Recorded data
##############################

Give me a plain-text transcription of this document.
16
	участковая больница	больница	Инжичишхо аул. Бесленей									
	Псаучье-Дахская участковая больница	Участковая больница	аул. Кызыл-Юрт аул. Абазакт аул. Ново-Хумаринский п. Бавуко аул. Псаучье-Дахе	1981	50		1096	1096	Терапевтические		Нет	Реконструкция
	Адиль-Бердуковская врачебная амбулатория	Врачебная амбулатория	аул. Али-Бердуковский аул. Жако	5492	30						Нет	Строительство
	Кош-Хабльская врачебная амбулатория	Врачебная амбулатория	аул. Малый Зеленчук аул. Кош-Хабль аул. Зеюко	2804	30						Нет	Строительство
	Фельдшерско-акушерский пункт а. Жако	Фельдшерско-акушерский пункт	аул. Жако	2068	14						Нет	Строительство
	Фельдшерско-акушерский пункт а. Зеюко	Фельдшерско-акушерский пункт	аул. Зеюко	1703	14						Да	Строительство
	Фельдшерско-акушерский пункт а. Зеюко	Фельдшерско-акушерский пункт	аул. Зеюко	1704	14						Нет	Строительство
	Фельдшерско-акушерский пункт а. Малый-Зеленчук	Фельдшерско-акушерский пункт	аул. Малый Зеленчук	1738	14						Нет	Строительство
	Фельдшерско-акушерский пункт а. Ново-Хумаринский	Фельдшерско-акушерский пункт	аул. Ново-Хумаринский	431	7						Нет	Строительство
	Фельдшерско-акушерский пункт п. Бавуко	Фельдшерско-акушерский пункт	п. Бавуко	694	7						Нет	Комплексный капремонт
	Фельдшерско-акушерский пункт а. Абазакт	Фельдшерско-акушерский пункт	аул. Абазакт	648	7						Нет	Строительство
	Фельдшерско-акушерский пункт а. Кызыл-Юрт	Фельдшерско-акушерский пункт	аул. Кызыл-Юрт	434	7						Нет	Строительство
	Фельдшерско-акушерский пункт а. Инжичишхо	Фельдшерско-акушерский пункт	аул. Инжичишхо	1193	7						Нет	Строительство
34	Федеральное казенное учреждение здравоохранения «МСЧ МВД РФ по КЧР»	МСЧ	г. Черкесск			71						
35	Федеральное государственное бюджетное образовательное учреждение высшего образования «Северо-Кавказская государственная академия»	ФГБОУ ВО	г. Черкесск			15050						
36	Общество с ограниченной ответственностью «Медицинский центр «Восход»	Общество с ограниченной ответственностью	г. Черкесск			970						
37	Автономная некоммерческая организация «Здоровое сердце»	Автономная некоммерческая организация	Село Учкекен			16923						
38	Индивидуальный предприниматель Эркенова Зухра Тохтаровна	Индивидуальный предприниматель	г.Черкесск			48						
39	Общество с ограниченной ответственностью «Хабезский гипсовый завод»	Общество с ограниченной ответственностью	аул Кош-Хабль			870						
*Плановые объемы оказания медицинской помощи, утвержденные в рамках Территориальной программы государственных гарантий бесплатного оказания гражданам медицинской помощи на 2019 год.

##############################

▸ DESCRIPTION OF THE TASK
Return each entry from above without altering a single character.

▸ EXERCISE ANSWER
Give me a plain-text transcription of this document.
16
	участковая больница	больница	Инжичишхо аул. Бесленей									
	Псаучье-Дахская участковая больница	Участковая больница	аул. Кызыл-Юрт аул. Абазакт аул. Ново-Хумаринский п. Бавуко аул. Псаучье-Дахе	1981	50		1096	1096	Терапевтические		Нет	Реконструкция
	Адиль-Бердуковская врачебная амбулатория	Врачебная амбулатория	аул. Али-Бердуковский аул. Жако	5492	30						Нет	Строительство
	Кош-Хабльская врачебная амбулатория	Врачебная амбулатория	аул. Малый Зеленчук аул. Кош-Хабль аул. Зеюко	2804	30						Нет	Строительство
	Фельдшерско-акушерский пункт а. Жако	Фельдшерско-акушерский пункт	аул. Жако	2068	14						Нет	Строительство
	Фельдшерско-акушерский пункт а. Зеюко	Фельдшерско-акушерский пункт	аул. Зеюко	1703	14						Да	Строительство
	Фельдшерско-акушерский пункт а. Зеюко	Фельдшерско-акушерский пункт	аул. Зеюко	1704	14						Нет	Строительство
	Фельдшерско-акушерский пункт а. Малый-Зеленчук	Фельдшерско-акушерский пункт	аул. Малый Зеленчук	1738	14						Нет	Строительство
	Фельдшерско-акушерский пункт а. Ново-Хумаринский	Фельдшерско-акушерский пункт	аул. Ново-Хумаринский	431	7						Нет	Строительство
	Фельдшерско-акушерский пункт п. Бавуко	Фельдшерско-акушерский пункт	п. Бавуко	694	7						Нет	Комплексный капремонт
	Фельдшерско-акушерский пункт а. Абазакт	Фельдшерско-акушерский пункт	аул. Абазакт	648	7						Нет	Строительство
	Фельдшерско-акушерский пункт а. Кызыл-Юрт	Фельдшерско-акушерский пункт	аул. Кызыл-Юрт	434	7						Нет	Строительство
	Фельдшерско-акушерский пункт а. Инжичишхо	Фельдшерско-акушерский пункт	аул. Инжичишхо	1193	7						Нет	Строительство
34	Федеральное казенное учреждение здравоохранения «МСЧ МВД РФ по КЧР»	МСЧ	г. Черкесск			71						
35	Федеральное государственное бюджетное образовательное учреждение высшего образования «Северо-Кавказская государственная академия»	ФГБОУ ВО	г. Черкесск			15050						
36	Общество с ограниченной ответственностью «Медицинский центр «Восход»	Общество с ограниченной ответственностью	г. Черкесск			970						
37	Автономная некоммерческая организация «Здоровое сердце»	Автономная некоммерческая организация	Село Учкекен			16923						
38	Индивидуальный предприниматель Эркенова Зухра Тохтаровна	Индивидуальный предприниматель	г.Черкесск			48						
39	Общество с ограниченной ответственностью «Хабезский гипсовый завод»	Общество с ограниченной ответственностью	аул Кош-Хабль			870						
*Плановые объемы оказания медицинской помощи, утвержденные в рамках Территориальной программы государственных гарантий бесплатного оказания гражданам медицинской помощи на 2019 год.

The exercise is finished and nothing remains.